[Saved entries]
■ ■ ■ ■ ■
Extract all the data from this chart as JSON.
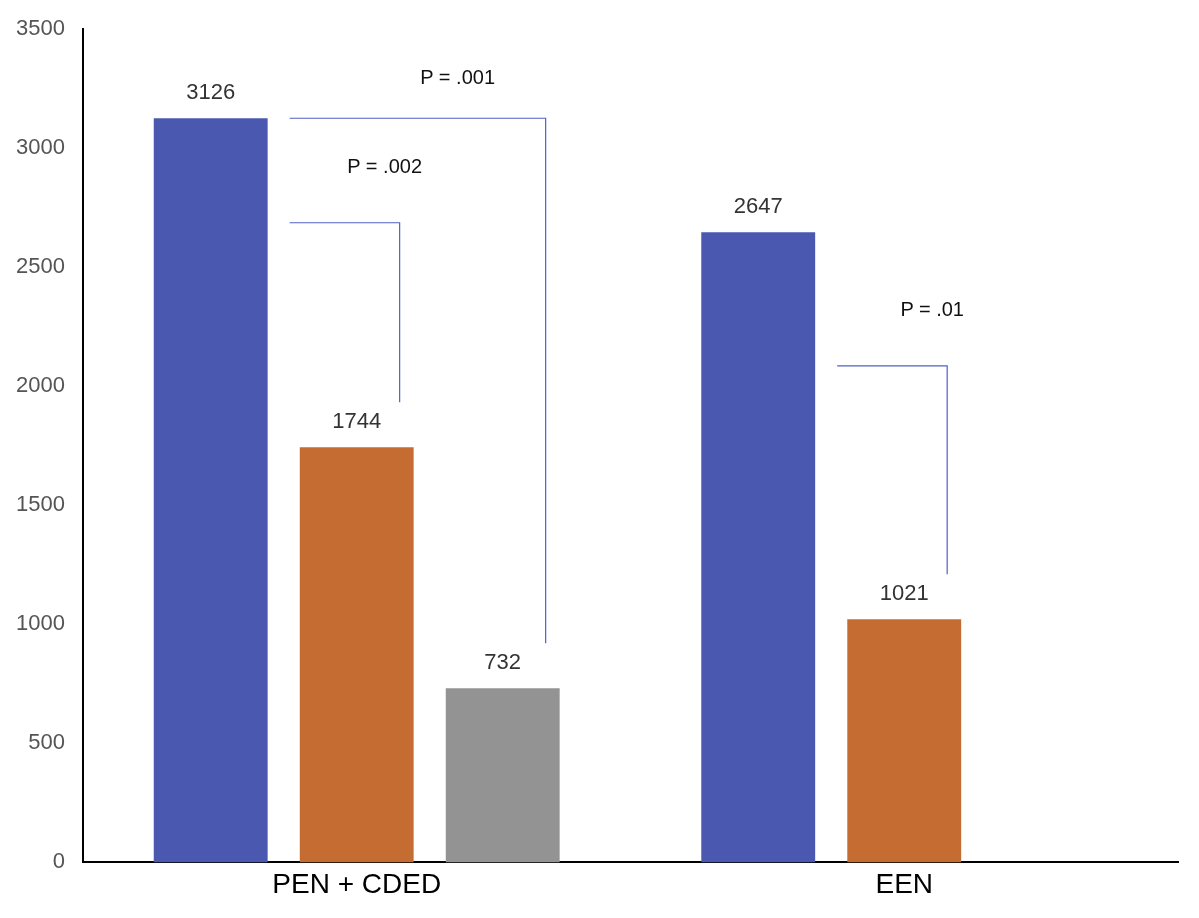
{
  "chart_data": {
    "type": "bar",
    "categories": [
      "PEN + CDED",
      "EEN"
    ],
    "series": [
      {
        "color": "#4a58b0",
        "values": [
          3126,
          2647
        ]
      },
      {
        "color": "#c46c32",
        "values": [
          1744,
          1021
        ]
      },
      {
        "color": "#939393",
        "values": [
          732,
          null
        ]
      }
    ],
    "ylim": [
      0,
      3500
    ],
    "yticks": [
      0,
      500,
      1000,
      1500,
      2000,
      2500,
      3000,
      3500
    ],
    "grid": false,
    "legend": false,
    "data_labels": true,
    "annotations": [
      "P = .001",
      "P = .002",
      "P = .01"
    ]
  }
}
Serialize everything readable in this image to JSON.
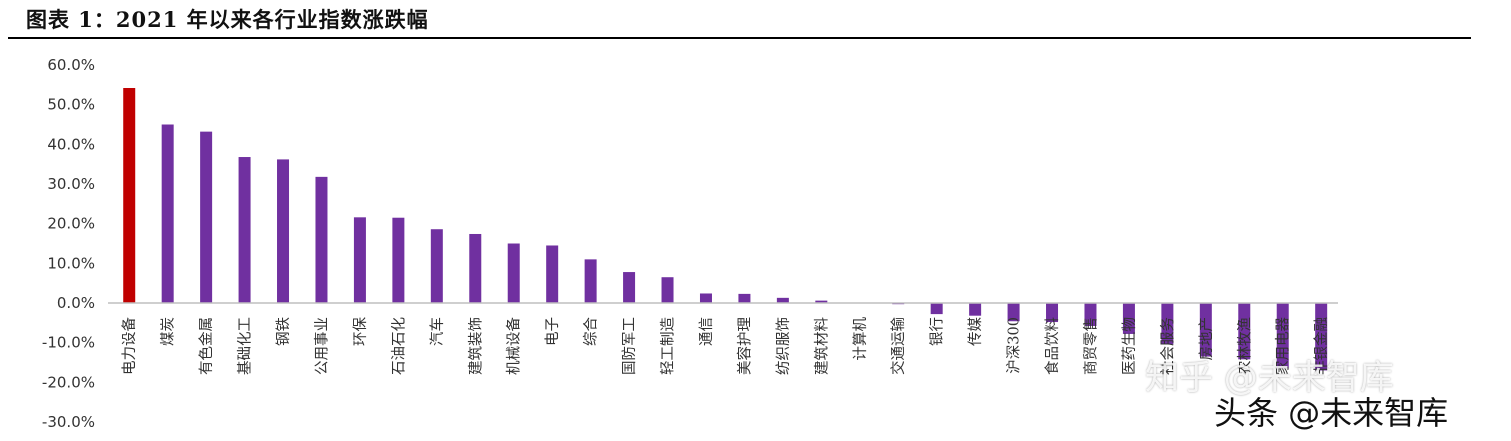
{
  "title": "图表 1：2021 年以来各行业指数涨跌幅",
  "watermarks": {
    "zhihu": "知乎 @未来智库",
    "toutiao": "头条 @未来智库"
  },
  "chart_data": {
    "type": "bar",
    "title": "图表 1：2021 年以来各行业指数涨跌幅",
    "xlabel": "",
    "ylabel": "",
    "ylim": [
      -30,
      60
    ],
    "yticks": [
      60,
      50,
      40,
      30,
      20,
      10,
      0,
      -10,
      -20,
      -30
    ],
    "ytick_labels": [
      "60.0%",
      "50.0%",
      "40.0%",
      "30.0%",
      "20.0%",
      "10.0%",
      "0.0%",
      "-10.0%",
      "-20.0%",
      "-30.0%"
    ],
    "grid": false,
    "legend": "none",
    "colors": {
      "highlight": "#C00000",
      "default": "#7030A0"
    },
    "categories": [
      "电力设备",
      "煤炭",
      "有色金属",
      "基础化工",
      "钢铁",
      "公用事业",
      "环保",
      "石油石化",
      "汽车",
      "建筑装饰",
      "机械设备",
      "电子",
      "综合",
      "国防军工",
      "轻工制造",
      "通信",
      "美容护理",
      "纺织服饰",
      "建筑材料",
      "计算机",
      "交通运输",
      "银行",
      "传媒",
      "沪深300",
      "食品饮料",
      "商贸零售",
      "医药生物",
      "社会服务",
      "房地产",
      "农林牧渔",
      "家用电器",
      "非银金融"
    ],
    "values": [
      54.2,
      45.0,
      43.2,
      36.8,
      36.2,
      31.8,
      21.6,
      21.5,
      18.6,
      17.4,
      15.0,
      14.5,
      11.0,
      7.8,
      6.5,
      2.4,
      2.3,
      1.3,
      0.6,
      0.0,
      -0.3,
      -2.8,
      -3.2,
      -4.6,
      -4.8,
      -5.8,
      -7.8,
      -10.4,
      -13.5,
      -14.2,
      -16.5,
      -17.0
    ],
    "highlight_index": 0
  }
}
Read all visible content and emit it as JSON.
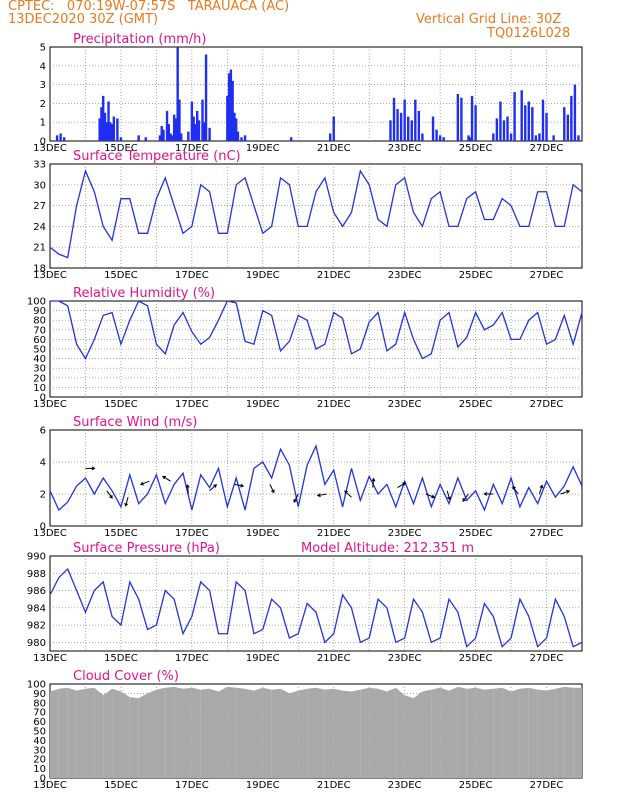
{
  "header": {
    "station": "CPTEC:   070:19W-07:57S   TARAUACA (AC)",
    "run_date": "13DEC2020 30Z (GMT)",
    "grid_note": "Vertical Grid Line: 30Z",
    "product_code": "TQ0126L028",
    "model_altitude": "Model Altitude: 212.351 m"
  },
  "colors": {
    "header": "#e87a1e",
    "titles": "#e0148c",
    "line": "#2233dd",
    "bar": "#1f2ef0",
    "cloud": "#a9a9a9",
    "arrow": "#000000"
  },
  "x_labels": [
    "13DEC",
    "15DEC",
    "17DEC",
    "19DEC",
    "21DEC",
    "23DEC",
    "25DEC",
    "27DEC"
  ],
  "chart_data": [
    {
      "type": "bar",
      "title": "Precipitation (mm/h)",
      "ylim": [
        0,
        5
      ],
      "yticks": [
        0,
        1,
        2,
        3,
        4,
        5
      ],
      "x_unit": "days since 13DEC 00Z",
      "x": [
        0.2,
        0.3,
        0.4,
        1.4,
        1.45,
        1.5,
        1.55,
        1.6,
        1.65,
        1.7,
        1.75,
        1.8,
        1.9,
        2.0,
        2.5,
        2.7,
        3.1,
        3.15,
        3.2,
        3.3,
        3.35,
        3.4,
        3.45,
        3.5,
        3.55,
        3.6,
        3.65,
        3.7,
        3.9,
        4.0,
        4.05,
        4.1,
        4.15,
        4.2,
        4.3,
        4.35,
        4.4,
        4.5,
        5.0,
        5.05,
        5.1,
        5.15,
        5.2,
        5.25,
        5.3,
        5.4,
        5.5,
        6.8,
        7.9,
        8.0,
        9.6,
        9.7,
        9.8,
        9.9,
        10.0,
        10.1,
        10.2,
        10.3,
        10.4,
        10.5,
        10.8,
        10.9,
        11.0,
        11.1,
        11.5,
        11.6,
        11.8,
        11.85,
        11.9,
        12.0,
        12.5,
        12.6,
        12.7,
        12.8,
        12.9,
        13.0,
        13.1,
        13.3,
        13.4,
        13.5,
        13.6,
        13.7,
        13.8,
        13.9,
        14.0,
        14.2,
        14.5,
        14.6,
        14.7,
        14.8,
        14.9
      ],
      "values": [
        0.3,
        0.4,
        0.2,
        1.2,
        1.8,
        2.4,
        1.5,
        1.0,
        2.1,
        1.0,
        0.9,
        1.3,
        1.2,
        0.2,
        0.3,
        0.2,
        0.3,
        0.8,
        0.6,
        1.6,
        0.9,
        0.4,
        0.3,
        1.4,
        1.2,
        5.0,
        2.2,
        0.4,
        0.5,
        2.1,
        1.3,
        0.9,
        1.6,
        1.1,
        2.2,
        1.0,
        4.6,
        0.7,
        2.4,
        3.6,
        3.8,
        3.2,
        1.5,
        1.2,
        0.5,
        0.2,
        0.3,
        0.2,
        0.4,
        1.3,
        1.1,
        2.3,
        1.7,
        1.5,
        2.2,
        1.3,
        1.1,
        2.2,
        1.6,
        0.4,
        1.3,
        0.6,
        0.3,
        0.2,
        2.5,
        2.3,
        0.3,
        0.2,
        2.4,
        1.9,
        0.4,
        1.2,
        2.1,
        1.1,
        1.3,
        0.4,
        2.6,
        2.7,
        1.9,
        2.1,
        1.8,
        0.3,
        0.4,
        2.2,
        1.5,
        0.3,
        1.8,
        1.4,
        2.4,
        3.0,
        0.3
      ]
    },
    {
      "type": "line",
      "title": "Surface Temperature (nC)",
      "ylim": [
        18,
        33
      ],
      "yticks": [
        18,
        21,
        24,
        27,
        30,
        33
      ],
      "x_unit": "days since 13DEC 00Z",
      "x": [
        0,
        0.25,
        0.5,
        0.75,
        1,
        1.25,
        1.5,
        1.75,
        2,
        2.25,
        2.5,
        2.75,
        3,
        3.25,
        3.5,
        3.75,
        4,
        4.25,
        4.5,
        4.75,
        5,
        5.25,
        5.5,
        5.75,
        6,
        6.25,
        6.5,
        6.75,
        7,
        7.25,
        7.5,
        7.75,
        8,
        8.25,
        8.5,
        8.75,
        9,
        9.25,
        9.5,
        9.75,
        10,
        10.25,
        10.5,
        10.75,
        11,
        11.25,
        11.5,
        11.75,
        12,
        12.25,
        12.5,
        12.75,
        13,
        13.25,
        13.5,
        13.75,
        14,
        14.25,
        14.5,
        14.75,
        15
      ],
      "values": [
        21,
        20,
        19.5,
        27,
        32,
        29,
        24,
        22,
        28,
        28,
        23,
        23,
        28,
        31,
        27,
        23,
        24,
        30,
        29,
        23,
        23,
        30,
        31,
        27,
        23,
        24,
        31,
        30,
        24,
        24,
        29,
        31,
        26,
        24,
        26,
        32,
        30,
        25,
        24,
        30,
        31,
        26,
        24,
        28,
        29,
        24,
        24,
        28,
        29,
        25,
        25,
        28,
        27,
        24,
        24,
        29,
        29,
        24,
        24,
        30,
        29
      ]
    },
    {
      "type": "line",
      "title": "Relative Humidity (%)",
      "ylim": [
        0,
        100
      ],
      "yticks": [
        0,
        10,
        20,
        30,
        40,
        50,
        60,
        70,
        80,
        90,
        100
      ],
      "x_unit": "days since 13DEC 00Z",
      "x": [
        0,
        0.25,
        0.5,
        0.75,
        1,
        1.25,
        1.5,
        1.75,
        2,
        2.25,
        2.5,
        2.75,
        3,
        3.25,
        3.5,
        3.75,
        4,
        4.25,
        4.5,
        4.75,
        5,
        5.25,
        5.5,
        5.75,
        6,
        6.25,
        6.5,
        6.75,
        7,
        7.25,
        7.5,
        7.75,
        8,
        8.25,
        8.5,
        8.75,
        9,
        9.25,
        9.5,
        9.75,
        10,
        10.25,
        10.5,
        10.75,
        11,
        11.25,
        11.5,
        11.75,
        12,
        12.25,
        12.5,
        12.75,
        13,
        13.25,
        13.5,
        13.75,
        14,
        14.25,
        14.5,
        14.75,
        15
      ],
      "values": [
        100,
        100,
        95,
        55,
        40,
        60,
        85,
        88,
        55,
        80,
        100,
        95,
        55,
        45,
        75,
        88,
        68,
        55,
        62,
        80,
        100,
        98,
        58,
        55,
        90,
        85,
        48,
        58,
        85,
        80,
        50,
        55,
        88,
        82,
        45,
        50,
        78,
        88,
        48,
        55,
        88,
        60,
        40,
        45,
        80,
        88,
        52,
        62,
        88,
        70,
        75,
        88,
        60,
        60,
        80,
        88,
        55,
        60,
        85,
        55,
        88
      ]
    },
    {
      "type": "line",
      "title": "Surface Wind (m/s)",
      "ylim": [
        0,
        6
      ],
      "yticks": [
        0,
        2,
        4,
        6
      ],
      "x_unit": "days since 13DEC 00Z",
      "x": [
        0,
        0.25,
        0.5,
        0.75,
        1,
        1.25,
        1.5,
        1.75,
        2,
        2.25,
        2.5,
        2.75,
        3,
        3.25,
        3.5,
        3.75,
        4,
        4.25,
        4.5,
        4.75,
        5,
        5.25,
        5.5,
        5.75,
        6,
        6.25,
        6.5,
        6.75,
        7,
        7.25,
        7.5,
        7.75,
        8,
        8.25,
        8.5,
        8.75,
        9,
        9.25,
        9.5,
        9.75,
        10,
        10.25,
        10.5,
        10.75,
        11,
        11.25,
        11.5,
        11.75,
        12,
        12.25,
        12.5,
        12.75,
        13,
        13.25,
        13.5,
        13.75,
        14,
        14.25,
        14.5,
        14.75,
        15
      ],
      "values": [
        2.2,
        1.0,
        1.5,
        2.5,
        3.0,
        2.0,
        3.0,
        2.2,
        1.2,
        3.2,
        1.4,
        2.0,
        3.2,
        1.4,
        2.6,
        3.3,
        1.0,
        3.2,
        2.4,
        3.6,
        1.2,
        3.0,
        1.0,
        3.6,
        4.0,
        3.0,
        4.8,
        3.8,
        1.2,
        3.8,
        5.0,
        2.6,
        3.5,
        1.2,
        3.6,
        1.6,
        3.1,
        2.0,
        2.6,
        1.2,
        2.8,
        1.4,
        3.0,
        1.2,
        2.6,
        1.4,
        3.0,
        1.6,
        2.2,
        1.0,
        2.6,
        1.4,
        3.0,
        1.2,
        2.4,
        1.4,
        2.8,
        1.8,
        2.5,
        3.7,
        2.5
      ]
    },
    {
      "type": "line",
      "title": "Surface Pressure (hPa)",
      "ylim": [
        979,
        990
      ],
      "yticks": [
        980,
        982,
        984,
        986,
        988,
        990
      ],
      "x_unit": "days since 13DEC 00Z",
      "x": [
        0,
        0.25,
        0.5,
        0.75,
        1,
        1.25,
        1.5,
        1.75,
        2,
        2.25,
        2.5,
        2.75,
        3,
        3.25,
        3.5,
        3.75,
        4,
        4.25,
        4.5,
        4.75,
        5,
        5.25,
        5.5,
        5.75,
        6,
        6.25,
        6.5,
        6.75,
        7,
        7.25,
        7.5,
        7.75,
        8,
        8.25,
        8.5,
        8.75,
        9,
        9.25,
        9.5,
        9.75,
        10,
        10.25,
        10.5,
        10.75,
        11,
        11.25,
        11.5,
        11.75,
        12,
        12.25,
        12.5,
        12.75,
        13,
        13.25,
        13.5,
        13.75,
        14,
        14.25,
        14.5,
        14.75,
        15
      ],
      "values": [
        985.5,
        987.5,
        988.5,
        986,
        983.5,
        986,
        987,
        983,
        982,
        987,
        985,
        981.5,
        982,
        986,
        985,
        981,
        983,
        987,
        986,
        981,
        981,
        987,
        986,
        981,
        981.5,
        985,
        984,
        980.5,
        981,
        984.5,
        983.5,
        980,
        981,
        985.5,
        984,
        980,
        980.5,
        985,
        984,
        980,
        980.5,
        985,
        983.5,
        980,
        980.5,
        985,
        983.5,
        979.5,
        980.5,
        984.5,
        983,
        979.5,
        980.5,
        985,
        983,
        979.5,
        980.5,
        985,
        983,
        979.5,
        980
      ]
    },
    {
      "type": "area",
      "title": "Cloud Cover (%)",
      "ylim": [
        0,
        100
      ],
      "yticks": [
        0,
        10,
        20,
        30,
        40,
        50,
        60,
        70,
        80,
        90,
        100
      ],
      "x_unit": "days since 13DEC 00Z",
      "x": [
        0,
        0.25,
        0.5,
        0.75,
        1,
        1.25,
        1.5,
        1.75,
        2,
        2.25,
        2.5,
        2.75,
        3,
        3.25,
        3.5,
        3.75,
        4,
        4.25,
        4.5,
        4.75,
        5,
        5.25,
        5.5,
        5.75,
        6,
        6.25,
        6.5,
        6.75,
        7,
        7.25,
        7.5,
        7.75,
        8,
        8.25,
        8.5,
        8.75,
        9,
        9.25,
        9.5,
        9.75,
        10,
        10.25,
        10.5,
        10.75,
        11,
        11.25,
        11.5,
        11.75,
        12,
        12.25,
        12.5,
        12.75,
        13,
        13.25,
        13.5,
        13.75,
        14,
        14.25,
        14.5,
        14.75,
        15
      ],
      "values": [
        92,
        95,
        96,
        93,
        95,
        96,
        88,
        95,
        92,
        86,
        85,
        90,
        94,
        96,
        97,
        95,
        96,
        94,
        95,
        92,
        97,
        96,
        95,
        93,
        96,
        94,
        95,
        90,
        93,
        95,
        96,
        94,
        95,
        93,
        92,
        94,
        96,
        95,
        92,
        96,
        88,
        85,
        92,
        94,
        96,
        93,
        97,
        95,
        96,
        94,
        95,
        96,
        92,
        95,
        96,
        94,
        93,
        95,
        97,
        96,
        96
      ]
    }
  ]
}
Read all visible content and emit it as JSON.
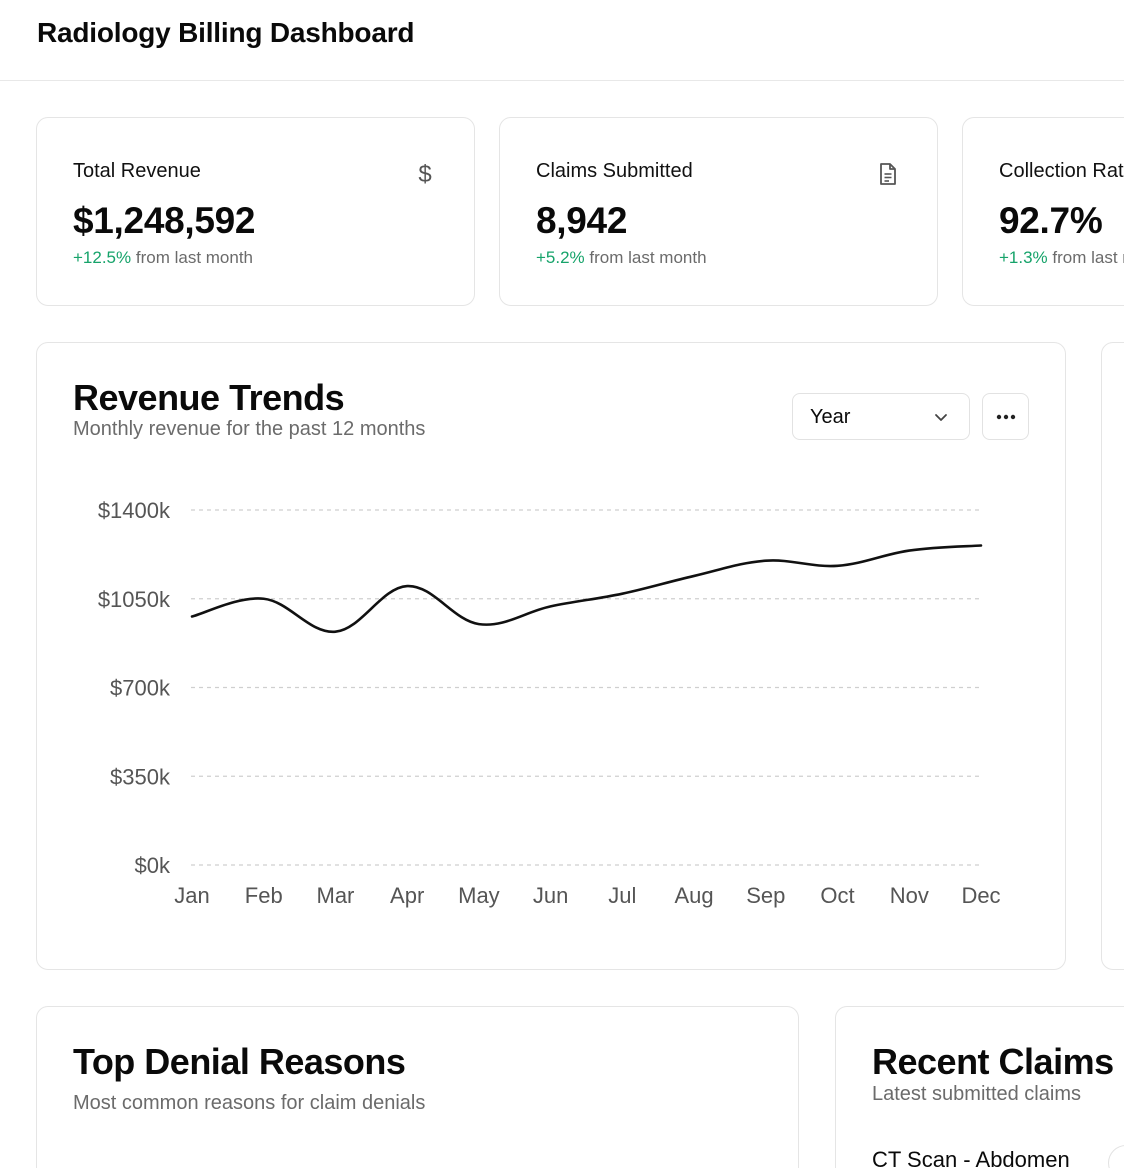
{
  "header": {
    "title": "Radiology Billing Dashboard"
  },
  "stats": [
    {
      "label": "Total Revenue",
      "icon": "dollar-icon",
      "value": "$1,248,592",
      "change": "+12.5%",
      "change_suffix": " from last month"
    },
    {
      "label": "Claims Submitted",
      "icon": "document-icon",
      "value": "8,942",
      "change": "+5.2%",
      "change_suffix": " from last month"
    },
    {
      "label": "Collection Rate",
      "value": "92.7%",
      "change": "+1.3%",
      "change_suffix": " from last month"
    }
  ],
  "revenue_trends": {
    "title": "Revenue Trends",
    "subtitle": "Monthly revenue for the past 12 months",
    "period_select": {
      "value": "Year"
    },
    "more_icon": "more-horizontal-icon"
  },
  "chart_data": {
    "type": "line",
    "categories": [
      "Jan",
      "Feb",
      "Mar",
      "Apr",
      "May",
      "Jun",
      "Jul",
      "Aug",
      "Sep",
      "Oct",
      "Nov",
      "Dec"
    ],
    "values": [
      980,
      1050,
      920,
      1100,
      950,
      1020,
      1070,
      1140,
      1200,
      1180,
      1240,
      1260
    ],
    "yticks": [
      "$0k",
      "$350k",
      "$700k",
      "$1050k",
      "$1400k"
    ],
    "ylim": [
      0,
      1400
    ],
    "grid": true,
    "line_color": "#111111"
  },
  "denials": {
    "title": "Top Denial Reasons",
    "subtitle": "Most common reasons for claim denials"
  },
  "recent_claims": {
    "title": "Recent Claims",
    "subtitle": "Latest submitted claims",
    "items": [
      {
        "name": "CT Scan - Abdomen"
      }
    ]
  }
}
■ ■ ■ ■ ■
▶ Your goal
Look through the listing above. Pick out each line with "this" and copy it.

▶ Full response
Extract all the data from this chart as JSON.
Serialize everything readable in this image to JSON.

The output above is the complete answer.